**Your goal:** The entries below should be output exactly as written.
══════
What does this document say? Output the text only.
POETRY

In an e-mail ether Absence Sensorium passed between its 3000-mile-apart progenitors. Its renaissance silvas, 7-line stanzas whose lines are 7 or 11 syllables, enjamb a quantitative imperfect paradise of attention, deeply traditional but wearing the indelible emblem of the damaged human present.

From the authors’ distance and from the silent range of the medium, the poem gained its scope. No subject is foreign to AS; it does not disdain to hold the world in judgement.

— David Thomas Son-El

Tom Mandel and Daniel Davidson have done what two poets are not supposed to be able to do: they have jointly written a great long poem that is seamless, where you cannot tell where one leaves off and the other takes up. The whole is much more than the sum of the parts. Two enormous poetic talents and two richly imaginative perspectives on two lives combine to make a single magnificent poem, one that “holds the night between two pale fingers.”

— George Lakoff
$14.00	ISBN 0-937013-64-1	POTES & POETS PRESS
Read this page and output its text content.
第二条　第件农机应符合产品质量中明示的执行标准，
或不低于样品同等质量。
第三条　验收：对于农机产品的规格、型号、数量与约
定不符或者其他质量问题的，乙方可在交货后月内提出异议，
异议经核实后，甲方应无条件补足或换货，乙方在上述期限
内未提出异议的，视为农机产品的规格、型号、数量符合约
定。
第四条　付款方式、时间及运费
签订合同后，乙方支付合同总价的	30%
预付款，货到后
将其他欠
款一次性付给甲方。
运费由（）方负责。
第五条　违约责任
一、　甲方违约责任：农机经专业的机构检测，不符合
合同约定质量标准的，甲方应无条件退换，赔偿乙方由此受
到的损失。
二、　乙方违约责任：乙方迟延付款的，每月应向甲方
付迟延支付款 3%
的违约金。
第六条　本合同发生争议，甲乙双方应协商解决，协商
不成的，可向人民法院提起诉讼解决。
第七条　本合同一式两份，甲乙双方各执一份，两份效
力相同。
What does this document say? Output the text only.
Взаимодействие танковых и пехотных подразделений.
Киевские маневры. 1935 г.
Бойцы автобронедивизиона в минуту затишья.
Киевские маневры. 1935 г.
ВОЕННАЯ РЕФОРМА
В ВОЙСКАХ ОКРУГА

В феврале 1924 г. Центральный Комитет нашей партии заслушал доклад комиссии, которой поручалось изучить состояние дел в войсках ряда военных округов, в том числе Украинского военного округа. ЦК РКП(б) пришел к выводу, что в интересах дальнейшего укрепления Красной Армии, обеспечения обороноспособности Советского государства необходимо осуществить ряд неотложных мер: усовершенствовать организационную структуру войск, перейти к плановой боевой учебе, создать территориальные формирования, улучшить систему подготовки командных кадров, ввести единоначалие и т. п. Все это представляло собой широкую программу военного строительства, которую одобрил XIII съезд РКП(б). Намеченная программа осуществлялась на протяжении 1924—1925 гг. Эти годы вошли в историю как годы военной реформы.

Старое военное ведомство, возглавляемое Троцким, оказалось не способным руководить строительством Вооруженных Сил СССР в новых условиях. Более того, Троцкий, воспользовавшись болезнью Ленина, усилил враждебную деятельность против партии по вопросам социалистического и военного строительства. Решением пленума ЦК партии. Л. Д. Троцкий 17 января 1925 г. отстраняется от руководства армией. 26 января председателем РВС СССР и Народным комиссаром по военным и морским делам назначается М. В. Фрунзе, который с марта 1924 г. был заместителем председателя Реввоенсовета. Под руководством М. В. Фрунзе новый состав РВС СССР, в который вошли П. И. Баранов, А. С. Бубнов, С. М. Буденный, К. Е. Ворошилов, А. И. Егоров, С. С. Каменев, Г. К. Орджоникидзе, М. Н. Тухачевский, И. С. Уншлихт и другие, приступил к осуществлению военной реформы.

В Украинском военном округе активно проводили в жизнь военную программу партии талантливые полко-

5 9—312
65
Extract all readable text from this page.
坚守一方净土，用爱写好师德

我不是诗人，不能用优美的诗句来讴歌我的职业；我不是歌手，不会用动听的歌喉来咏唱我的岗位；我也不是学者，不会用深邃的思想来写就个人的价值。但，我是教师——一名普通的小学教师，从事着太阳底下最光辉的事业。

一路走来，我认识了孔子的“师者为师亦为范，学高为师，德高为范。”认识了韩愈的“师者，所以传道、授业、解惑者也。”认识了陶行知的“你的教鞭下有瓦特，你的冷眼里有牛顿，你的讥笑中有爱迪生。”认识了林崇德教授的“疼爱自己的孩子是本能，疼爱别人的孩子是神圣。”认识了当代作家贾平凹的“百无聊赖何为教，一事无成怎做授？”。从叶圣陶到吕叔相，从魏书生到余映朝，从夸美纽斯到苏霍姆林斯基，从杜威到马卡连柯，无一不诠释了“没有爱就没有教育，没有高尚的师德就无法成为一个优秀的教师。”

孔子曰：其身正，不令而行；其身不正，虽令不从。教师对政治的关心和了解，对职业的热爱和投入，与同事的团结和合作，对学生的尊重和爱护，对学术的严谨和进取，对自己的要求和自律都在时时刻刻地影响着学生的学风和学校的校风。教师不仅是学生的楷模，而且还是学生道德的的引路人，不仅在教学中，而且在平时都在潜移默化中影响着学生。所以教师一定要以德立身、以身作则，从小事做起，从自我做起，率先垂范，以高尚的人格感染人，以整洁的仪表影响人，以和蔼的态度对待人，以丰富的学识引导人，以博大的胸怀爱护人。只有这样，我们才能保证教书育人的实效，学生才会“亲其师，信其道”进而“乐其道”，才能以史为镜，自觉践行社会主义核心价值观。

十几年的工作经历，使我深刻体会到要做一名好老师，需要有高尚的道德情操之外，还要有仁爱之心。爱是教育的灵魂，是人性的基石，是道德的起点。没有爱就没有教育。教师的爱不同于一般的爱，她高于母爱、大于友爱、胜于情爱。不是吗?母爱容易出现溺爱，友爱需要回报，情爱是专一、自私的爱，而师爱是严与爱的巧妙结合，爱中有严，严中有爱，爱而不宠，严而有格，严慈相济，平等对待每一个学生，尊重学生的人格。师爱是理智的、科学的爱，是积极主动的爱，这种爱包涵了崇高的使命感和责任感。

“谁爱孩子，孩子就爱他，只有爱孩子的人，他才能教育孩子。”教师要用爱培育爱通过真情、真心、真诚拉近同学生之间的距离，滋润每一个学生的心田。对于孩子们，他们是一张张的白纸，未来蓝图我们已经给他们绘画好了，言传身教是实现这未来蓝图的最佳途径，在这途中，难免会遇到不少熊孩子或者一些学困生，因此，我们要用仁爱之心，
══════
**Task response:**
What does this document say? Output the text only.
POETRY

In an e-mail ether Absence Sensorium passed between its 3000-mile-apart progenitors. Its renaissance silvas, 7-line stanzas whose lines are 7 or 11 syllables, enjamb a quantitative imperfect paradise of attention, deeply traditional but wearing the indelible emblem of the damaged human present.

From the authors’ distance and from the silent range of the medium, the poem gained its scope. No subject is foreign to AS; it does not disdain to hold the world in judgement.

— David Thomas Son-El

Tom Mandel and Daniel Davidson have done what two poets are not supposed to be able to do: they have jointly written a great long poem that is seamless, where you cannot tell where one leaves off and the other takes up. The whole is much more than the sum of the parts. Two enormous poetic talents and two richly imaginative perspectives on two lives combine to make a single magnificent poem, one that “holds the night between two pale fingers.”

— George Lakoff
$14.00	ISBN 0-937013-64-1	POTES & POETS PRESS
Read this page and output its text content.
第二条　第件农机应符合产品质量中明示的执行标准，
或不低于样品同等质量。
第三条　验收：对于农机产品的规格、型号、数量与约
定不符或者其他质量问题的，乙方可在交货后月内提出异议，
异议经核实后，甲方应无条件补足或换货，乙方在上述期限
内未提出异议的，视为农机产品的规格、型号、数量符合约
定。
第四条　付款方式、时间及运费
签订合同后，乙方支付合同总价的	30%
预付款，货到后
将其他欠
款一次性付给甲方。
运费由（）方负责。
第五条　违约责任
一、　甲方违约责任：农机经专业的机构检测，不符合
合同约定质量标准的，甲方应无条件退换，赔偿乙方由此受
到的损失。
二、　乙方违约责任：乙方迟延付款的，每月应向甲方
付迟延支付款 3%
的违约金。
第六条　本合同发生争议，甲乙双方应协商解决，协商
不成的，可向人民法院提起诉讼解决。
第七条　本合同一式两份，甲乙双方各执一份，两份效
力相同。
What does this document say? Output the text only.
Взаимодействие танковых и пехотных подразделений.
Киевские маневры. 1935 г.
Бойцы автобронедивизиона в минуту затишья.
Киевские маневры. 1935 г.
ВОЕННАЯ РЕФОРМА
В ВОЙСКАХ ОКРУГА

В феврале 1924 г. Центральный Комитет нашей партии заслушал доклад комиссии, которой поручалось изучить состояние дел в войсках ряда военных округов, в том числе Украинского военного округа. ЦК РКП(б) пришел к выводу, что в интересах дальнейшего укрепления Красной Армии, обеспечения обороноспособности Советского государства необходимо осуществить ряд неотложных мер: усовершенствовать организационную структуру войск, перейти к плановой боевой учебе, создать территориальные формирования, улучшить систему подготовки командных кадров, ввести единоначалие и т. п. Все это представляло собой широкую программу военного строительства, которую одобрил XIII съезд РКП(б). Намеченная программа осуществлялась на протяжении 1924—1925 гг. Эти годы вошли в историю как годы военной реформы.

Старое военное ведомство, возглавляемое Троцким, оказалось не способным руководить строительством Вооруженных Сил СССР в новых условиях. Более того, Троцкий, воспользовавшись болезнью Ленина, усилил враждебную деятельность против партии по вопросам социалистического и военного строительства. Решением пленума ЦК партии. Л. Д. Троцкий 17 января 1925 г. отстраняется от руководства армией. 26 января председателем РВС СССР и Народным комиссаром по военным и морским делам назначается М. В. Фрунзе, который с марта 1924 г. был заместителем председателя Реввоенсовета. Под руководством М. В. Фрунзе новый состав РВС СССР, в который вошли П. И. Баранов, А. С. Бубнов, С. М. Буденный, К. Е. Ворошилов, А. И. Егоров, С. С. Каменев, Г. К. Орджоникидзе, М. Н. Тухачевский, И. С. Уншлихт и другие, приступил к осуществлению военной реформы.

В Украинском военном округе активно проводили в жизнь военную программу партии талантливые полко-

5 9—312
65
Extract all readable text from this page.
坚守一方净土，用爱写好师德

我不是诗人，不能用优美的诗句来讴歌我的职业；我不是歌手，不会用动听的歌喉来咏唱我的岗位；我也不是学者，不会用深邃的思想来写就个人的价值。但，我是教师——一名普通的小学教师，从事着太阳底下最光辉的事业。

一路走来，我认识了孔子的“师者为师亦为范，学高为师，德高为范。”认识了韩愈的“师者，所以传道、授业、解惑者也。”认识了陶行知的“你的教鞭下有瓦特，你的冷眼里有牛顿，你的讥笑中有爱迪生。”认识了林崇德教授的“疼爱自己的孩子是本能，疼爱别人的孩子是神圣。”认识了当代作家贾平凹的“百无聊赖何为教，一事无成怎做授？”。从叶圣陶到吕叔相，从魏书生到余映朝，从夸美纽斯到苏霍姆林斯基，从杜威到马卡连柯，无一不诠释了“没有爱就没有教育，没有高尚的师德就无法成为一个优秀的教师。”

孔子曰：其身正，不令而行；其身不正，虽令不从。教师对政治的关心和了解，对职业的热爱和投入，与同事的团结和合作，对学生的尊重和爱护，对学术的严谨和进取，对自己的要求和自律都在时时刻刻地影响着学生的学风和学校的校风。教师不仅是学生的楷模，而且还是学生道德的的引路人，不仅在教学中，而且在平时都在潜移默化中影响着学生。所以教师一定要以德立身、以身作则，从小事做起，从自我做起，率先垂范，以高尚的人格感染人，以整洁的仪表影响人，以和蔼的态度对待人，以丰富的学识引导人，以博大的胸怀爱护人。只有这样，我们才能保证教书育人的实效，学生才会“亲其师，信其道”进而“乐其道”，才能以史为镜，自觉践行社会主义核心价值观。

十几年的工作经历，使我深刻体会到要做一名好老师，需要有高尚的道德情操之外，还要有仁爱之心。爱是教育的灵魂，是人性的基石，是道德的起点。没有爱就没有教育。教师的爱不同于一般的爱，她高于母爱、大于友爱、胜于情爱。不是吗?母爱容易出现溺爱，友爱需要回报，情爱是专一、自私的爱，而师爱是严与爱的巧妙结合，爱中有严，严中有爱，爱而不宠，严而有格，严慈相济，平等对待每一个学生，尊重学生的人格。师爱是理智的、科学的爱，是积极主动的爱，这种爱包涵了崇高的使命感和责任感。

“谁爱孩子，孩子就爱他，只有爱孩子的人，他才能教育孩子。”教师要用爱培育爱通过真情、真心、真诚拉近同学生之间的距离，滋润每一个学生的心田。对于孩子们，他们是一张张的白纸，未来蓝图我们已经给他们绘画好了，言传身教是实现这未来蓝图的最佳途径，在这途中，难免会遇到不少熊孩子或者一些学困生，因此，我们要用仁爱之心，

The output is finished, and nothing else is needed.